# TASK PROMPT:
Transcribe the material exactly. Images do not belong in the copy.

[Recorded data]

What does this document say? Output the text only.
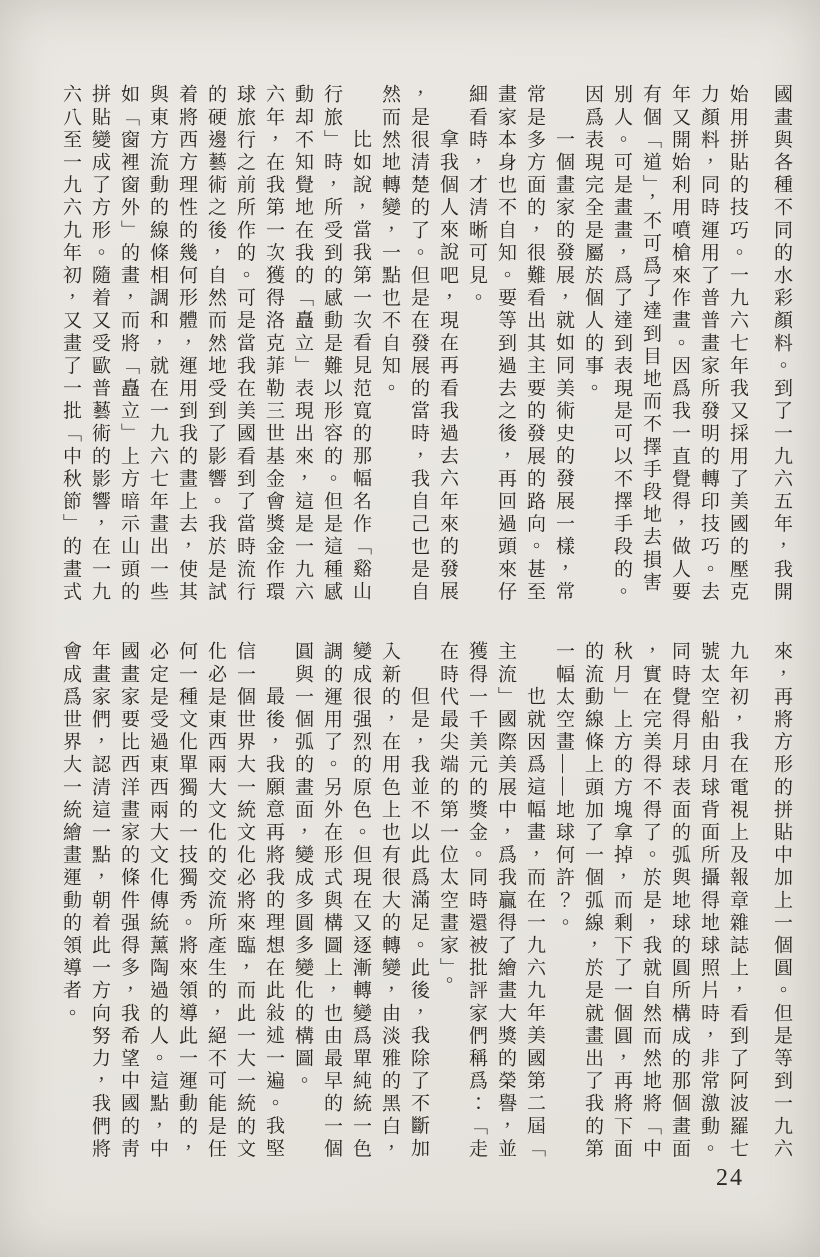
國畫與各種不同的水彩顏料。到了一九六五年，我開
始用拼貼的技巧。一九六七年我又採用了美國的壓克
力顏料，同時運用了普普畫家所發明的轉印技巧。去
年又開始利用噴槍來作畫。因爲我一直覺得，做人要
有個「道」，不可爲了達到目地而不擇手段地去損害
別人。可是畫畫，爲了達到表現是可以不擇手段的。
因爲表現完全是屬於個人的事。
一個畫家的發展，就如同美術史的發展一樣，常
常是多方面的，很難看出其主要的發展的路向。甚至
畫家本身也不自知。要等到過去之後，再回過頭來仔
細看時，才清晰可見。
拿我個人來說吧，現在再看我過去六年來的發展
，是很清楚的了。但是在發展的當時，我自己也是自
然而然地轉變，一點也不自知。
比如說，當我第一次看見范寬的那幅名作「谿山
行旅」時，所受到的感動是難以形容的。但是這種感
動却不知覺地在我的「矗立」表現出來，這是一九六
六年，在我第一次獲得洛克菲勒三世基金會獎金作環
球旅行之前所作的。可是當我在美國看到了當時流行
的硬邊藝術之後，自然而然地受到了影響。我於是試
着將西方理性的幾何形體，運用到我的畫上去，使其
與東方流動的線條相調和，就在一九六七年畫出一些
如「窗裡窗外」的畫，而將「矗立」上方暗示山頭的
拼貼變成了方形。隨着又受歐普藝術的影響，在一九
六八至一九六九年初，又畫了一批「中秋節」的畫式
來，再將方形的拼貼中加上一個圓。但是等到一九六
九年初，我在電視上及報章雜誌上，看到了阿波羅七
號太空船由月球背面所攝得地球照片時，非常激動。
同時覺得月球表面的弧與地球的圓所構成的那個畫面
，實在完美得不得了。於是，我就自然而然地將「中
秋月」上方的方塊拿掉，而剩下了一個圓，再將下面
的流動線條上頭加了一個弧線，於是就畫出了我的第
一幅太空畫——地球何許？。
也就因爲這幅畫，而在一九六九年美國第二屆「
主流」國際美展中，爲我贏得了繪畫大獎的榮譽，並
獲得一千美元的獎金。同時還被批評家們稱爲：「走
在時代最尖端的第一位太空畫家」。
但是，我並不以此爲滿足。此後，我除了不斷加
入新的，在用色上也有很大的轉變，由淡雅的黑白，
變成很强烈的原色。但現在又逐漸轉變爲單純統一色
調的運用了。另外在形式與構圖上，也由最早的一個
圓與一個弧的畫面，變成多圓多變化的構圖。
最後，我願意再將我的理想在此敍述一遍。我堅
信一個世界大一統文化必將來臨，而此一大一統的文
化必是東西兩大文化的交流所產生的，絕不可能是任
何一種文化單獨的一技獨秀。將來領導此一運動的，
必定是受過東西兩大文化傳統薰陶過的人。這點，中
國畫家要比西洋畫家的條件强得多，我希望中國的靑
年畫家們，認清這一點，朝着此一方向努力，我們將
會成爲世界大一統繪畫運動的領導者。
24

# OUTPUT OF THE EXERCISE:
What does this document say? Output the text only.
國畫與各種不同的水彩顏料。到了一九六五年，我開
始用拼貼的技巧。一九六七年我又採用了美國的壓克
力顏料，同時運用了普普畫家所發明的轉印技巧。去
年又開始利用噴槍來作畫。因爲我一直覺得，做人要
有個「道」，不可爲了達到目地而不擇手段地去損害
別人。可是畫畫，爲了達到表現是可以不擇手段的。
因爲表現完全是屬於個人的事。
一個畫家的發展，就如同美術史的發展一樣，常
常是多方面的，很難看出其主要的發展的路向。甚至
畫家本身也不自知。要等到過去之後，再回過頭來仔
細看時，才清晰可見。
拿我個人來說吧，現在再看我過去六年來的發展
，是很清楚的了。但是在發展的當時，我自己也是自
然而然地轉變，一點也不自知。
比如說，當我第一次看見范寬的那幅名作「谿山
行旅」時，所受到的感動是難以形容的。但是這種感
動却不知覺地在我的「矗立」表現出來，這是一九六
六年，在我第一次獲得洛克菲勒三世基金會獎金作環
球旅行之前所作的。可是當我在美國看到了當時流行
的硬邊藝術之後，自然而然地受到了影響。我於是試
着將西方理性的幾何形體，運用到我的畫上去，使其
與東方流動的線條相調和，就在一九六七年畫出一些
如「窗裡窗外」的畫，而將「矗立」上方暗示山頭的
拼貼變成了方形。隨着又受歐普藝術的影響，在一九
六八至一九六九年初，又畫了一批「中秋節」的畫式
來，再將方形的拼貼中加上一個圓。但是等到一九六
九年初，我在電視上及報章雜誌上，看到了阿波羅七
號太空船由月球背面所攝得地球照片時，非常激動。
同時覺得月球表面的弧與地球的圓所構成的那個畫面
，實在完美得不得了。於是，我就自然而然地將「中
秋月」上方的方塊拿掉，而剩下了一個圓，再將下面
的流動線條上頭加了一個弧線，於是就畫出了我的第
一幅太空畫——地球何許？。
也就因爲這幅畫，而在一九六九年美國第二屆「
主流」國際美展中，爲我贏得了繪畫大獎的榮譽，並
獲得一千美元的獎金。同時還被批評家們稱爲：「走
在時代最尖端的第一位太空畫家」。
但是，我並不以此爲滿足。此後，我除了不斷加
入新的，在用色上也有很大的轉變，由淡雅的黑白，
變成很强烈的原色。但現在又逐漸轉變爲單純統一色
調的運用了。另外在形式與構圖上，也由最早的一個
圓與一個弧的畫面，變成多圓多變化的構圖。
最後，我願意再將我的理想在此敍述一遍。我堅
信一個世界大一統文化必將來臨，而此一大一統的文
化必是東西兩大文化的交流所產生的，絕不可能是任
何一種文化單獨的一技獨秀。將來領導此一運動的，
必定是受過東西兩大文化傳統薰陶過的人。這點，中
國畫家要比西洋畫家的條件强得多，我希望中國的靑
年畫家們，認清這一點，朝着此一方向努力，我們將
會成爲世界大一統繪畫運動的領導者。
24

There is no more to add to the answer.